◆ **Extracted material**
--- START ---

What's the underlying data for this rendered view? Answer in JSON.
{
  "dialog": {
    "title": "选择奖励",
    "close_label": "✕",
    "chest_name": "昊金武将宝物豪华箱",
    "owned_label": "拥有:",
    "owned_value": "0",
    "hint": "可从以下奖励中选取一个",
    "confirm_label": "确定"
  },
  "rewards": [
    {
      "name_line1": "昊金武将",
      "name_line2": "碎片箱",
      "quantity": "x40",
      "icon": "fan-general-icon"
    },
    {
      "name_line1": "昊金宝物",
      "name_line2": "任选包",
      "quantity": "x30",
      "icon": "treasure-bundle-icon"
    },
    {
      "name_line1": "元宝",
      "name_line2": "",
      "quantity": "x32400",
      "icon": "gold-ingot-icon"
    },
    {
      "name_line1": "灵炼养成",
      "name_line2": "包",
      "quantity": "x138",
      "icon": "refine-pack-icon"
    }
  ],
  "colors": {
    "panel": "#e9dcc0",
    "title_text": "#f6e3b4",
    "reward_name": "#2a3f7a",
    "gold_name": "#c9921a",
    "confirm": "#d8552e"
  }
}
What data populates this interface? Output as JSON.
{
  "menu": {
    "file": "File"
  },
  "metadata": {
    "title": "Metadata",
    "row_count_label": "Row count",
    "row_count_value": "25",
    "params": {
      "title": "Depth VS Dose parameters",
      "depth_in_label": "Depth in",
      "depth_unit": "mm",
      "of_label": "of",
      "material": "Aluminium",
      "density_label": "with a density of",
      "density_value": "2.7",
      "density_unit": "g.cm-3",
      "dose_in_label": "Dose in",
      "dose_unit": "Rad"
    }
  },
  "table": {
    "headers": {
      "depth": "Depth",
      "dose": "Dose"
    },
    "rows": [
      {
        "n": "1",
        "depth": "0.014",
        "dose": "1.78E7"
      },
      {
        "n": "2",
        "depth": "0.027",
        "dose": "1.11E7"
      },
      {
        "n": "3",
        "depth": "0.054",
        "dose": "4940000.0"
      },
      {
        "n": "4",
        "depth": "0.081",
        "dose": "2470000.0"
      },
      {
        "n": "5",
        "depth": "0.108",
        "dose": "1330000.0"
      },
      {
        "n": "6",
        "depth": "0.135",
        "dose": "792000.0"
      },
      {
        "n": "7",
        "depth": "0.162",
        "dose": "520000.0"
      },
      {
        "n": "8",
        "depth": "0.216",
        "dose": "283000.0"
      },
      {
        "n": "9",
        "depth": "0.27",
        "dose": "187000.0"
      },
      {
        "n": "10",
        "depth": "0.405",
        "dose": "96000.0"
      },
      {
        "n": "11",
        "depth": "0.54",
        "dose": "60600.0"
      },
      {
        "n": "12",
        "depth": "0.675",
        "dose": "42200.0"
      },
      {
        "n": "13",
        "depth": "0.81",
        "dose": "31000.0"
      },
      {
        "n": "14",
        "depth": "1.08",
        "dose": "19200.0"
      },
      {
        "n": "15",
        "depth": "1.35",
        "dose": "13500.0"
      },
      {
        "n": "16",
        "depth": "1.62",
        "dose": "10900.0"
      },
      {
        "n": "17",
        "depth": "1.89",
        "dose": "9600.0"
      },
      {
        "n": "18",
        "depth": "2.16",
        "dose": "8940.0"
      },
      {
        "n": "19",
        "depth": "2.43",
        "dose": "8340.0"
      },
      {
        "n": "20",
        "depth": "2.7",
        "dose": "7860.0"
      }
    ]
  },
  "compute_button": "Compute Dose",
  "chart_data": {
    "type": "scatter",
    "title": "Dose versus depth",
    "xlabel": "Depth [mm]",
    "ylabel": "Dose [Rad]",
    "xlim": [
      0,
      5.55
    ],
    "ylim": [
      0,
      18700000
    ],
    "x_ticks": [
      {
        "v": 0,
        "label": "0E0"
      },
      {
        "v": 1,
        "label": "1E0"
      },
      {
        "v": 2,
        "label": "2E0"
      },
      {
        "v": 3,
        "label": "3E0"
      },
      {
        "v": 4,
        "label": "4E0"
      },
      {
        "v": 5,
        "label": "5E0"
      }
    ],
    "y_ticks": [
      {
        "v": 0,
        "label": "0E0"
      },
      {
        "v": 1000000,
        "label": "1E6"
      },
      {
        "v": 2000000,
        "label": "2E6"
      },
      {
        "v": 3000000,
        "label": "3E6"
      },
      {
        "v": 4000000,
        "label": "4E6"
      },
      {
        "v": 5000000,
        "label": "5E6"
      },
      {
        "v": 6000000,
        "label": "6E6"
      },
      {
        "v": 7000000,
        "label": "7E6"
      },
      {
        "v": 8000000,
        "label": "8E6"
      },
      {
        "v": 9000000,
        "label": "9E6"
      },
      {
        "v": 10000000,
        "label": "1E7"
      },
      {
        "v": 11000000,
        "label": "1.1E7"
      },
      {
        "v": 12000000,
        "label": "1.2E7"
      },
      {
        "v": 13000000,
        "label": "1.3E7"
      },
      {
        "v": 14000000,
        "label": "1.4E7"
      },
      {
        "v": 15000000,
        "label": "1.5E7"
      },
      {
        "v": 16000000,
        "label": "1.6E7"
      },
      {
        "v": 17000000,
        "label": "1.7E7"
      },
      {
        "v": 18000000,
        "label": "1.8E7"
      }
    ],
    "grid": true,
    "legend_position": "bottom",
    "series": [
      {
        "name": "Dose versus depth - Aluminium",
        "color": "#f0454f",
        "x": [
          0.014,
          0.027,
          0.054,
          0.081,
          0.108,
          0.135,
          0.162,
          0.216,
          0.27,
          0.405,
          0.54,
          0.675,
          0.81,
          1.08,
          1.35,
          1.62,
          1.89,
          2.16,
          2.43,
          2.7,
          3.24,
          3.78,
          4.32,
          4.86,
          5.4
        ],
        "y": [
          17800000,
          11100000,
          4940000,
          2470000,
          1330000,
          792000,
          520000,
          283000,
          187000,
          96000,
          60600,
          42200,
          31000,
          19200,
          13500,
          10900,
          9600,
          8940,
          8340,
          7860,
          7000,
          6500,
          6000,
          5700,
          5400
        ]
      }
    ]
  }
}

--- END ---

◆ **The problem**
Pick out every line with the string "versus" and copy it.

◆ **Solution below**
    "title": "Dose versus depth",
        "name": "Dose versus depth - Aluminium",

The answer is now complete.